Task description ::
Apart from the images, reproduce every record word for word.

*** Opening Entries shown ***

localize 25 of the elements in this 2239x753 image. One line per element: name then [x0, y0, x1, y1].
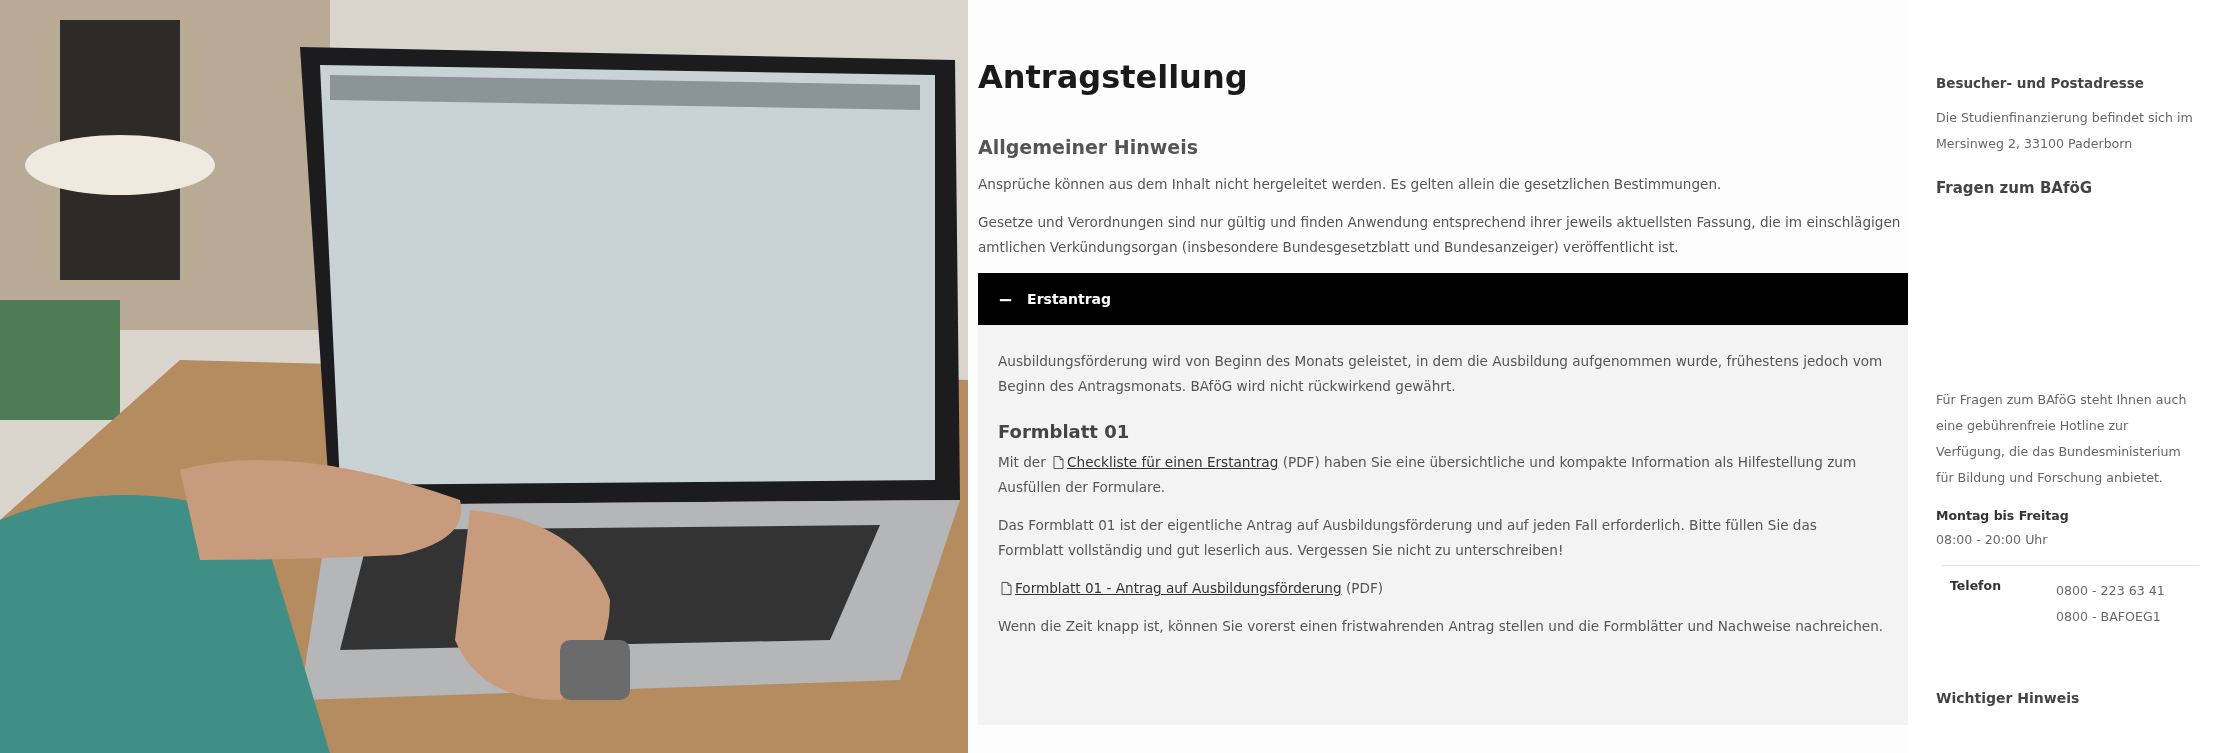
- hotline-text: Für Fragen zum BAföG steht Ihnen auch eine gebührenfreie Hotline zur Verfügung, die das Bundesministerium für Bildung und Forschung anbietet.: [1936, 391, 2188, 487]
- pdf-link[interactable]: Formblatt 01 - Antrag auf Ausbildungsförderung: [1015, 580, 1342, 596]
- paragraph: Wenn die Zeit knapp ist, können Sie vorerst einen fristwahrenden Antrag stellen und die Formblätter und Nachweise nachreichen.: [998, 617, 1885, 636]
- paragraph: Gesetze und Verordnungen sind nur gültig und finden Anwendung entsprechend ihrer jeweils aktuellsten Fassung, die im einschlägigen amtlichen Verkündungsorgan (insbesondere Bundesgesetzblatt und Bundesanzeiger) veröffentlicht ist.: [978, 213, 1902, 257]
- section-heading: Formblatt 01: [998, 421, 1131, 442]
- phone-number: 0800 - 223 63 41: [2056, 582, 2166, 600]
- paragraph: Ansprüche können aus dem Inhalt nicht hergeleitet werden. Es gelten allein die gesetzlichen Bestimmungen.: [978, 175, 1723, 194]
- phone-label: Telefon: [1950, 578, 2003, 595]
- paragraph: Mit der Checkliste für einen Erstantrag (PDF) haben Sie eine übersichtliche und kompakte Information als Hilfestellung zum Ausfüllen der Formulare.: [998, 453, 1858, 497]
- hours-text: 08:00 - 20:00 Uhr: [1936, 531, 2049, 549]
- document-icon: [1001, 582, 1012, 595]
- paragraph: Formblatt 01 - Antrag auf Ausbildungsförderung (PDF): [998, 576, 1886, 601]
- page-title: Antragstellung: [978, 58, 1249, 96]
- section-heading: Allgemeiner Hinweis: [978, 136, 1199, 158]
- document-icon: [1053, 456, 1065, 469]
- hours-label: Montag bis Freitag: [1936, 507, 2070, 525]
- phone-number: 0800 - BAFOEG1: [2056, 608, 2162, 626]
- sidebar-heading: Besucher- und Postadresse: [1936, 75, 2145, 91]
- accordion-header[interactable]: − Erstantrag: [978, 273, 1908, 325]
- address-text: Die Studienfinanzierung befindet sich im Mersinweg 2, 33100 Paderborn: [1936, 109, 2194, 153]
- sidebar-heading: Wichtiger Hinweis: [1936, 690, 2081, 706]
- pdf-link[interactable]: Checkliste für einen Erstantrag: [1067, 454, 1279, 470]
- sidebar-heading: Fragen zum BAföG: [1936, 179, 2094, 197]
- paragraph: Das Formblatt 01 ist der eigentliche Antrag auf Ausbildungsförderung und auf jeden Fall erforderlich. Bitte füllen Sie das Formblatt vollständig und gut leserlich aus. Vergessen Sie nicht zu unterschreiben!: [998, 516, 1818, 560]
- paragraph: Ausbildungsförderung wird von Beginn des Monats geleistet, in dem die Ausbildung aufgenommen wurde, frühestens jedoch vom Beginn des Antragsmonats. BAföG wird nicht rückwirkend gewährt.: [998, 352, 1884, 396]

*** Closing Entries shown ***

Exercise output ::
localize 25 of the elements in this 2239x753 image. One line per element: name then [x0, y0, x1, y1].
- hotline-text: Für Fragen zum BAföG steht Ihnen auch eine gebührenfreie Hotline zur Verfügung, die das Bundesministerium für Bildung und Forschung anbietet.: [1936, 391, 2188, 487]
- pdf-link[interactable]: Formblatt 01 - Antrag auf Ausbildungsförderung: [1015, 580, 1342, 596]
- paragraph: Wenn die Zeit knapp ist, können Sie vorerst einen fristwahrenden Antrag stellen und die Formblätter und Nachweise nachreichen.: [998, 617, 1885, 636]
- paragraph: Gesetze und Verordnungen sind nur gültig und finden Anwendung entsprechend ihrer jeweils aktuellsten Fassung, die im einschlägigen amtlichen Verkündungsorgan (insbesondere Bundesgesetzblatt und Bundesanzeiger) veröffentlicht ist.: [978, 213, 1902, 257]
- section-heading: Formblatt 01: [998, 421, 1131, 442]
- phone-number: 0800 - 223 63 41: [2056, 582, 2166, 600]
- paragraph: Ansprüche können aus dem Inhalt nicht hergeleitet werden. Es gelten allein die gesetzlichen Bestimmungen.: [978, 175, 1723, 194]
- phone-label: Telefon: [1950, 578, 2003, 595]
- paragraph: Mit der Checkliste für einen Erstantrag (PDF) haben Sie eine übersichtliche und kompakte Information als Hilfestellung zum Ausfüllen der Formulare.: [998, 453, 1858, 497]
- hours-text: 08:00 - 20:00 Uhr: [1936, 531, 2049, 549]
- document-icon: [1001, 582, 1012, 595]
- paragraph: Formblatt 01 - Antrag auf Ausbildungsförderung (PDF): [998, 576, 1886, 601]
- page-title: Antragstellung: [978, 58, 1249, 96]
- section-heading: Allgemeiner Hinweis: [978, 136, 1199, 158]
- document-icon: [1053, 456, 1065, 469]
- hours-label: Montag bis Freitag: [1936, 507, 2070, 525]
- phone-number: 0800 - BAFOEG1: [2056, 608, 2162, 626]
- sidebar-heading: Besucher- und Postadresse: [1936, 75, 2145, 91]
- accordion-header[interactable]: − Erstantrag: [978, 273, 1908, 325]
- address-text: Die Studienfinanzierung befindet sich im Mersinweg 2, 33100 Paderborn: [1936, 109, 2194, 153]
- sidebar-heading: Wichtiger Hinweis: [1936, 690, 2081, 706]
- pdf-link[interactable]: Checkliste für einen Erstantrag: [1067, 454, 1279, 470]
- sidebar-heading: Fragen zum BAföG: [1936, 179, 2094, 197]
- paragraph: Das Formblatt 01 ist der eigentliche Antrag auf Ausbildungsförderung und auf jeden Fall erforderlich. Bitte füllen Sie das Formblatt vollständig und gut leserlich aus. Vergessen Sie nicht zu unterschreiben!: [998, 516, 1818, 560]
- paragraph: Ausbildungsförderung wird von Beginn des Monats geleistet, in dem die Ausbildung aufgenommen wurde, frühestens jedoch vom Beginn des Antragsmonats. BAföG wird nicht rückwirkend gewährt.: [998, 352, 1884, 396]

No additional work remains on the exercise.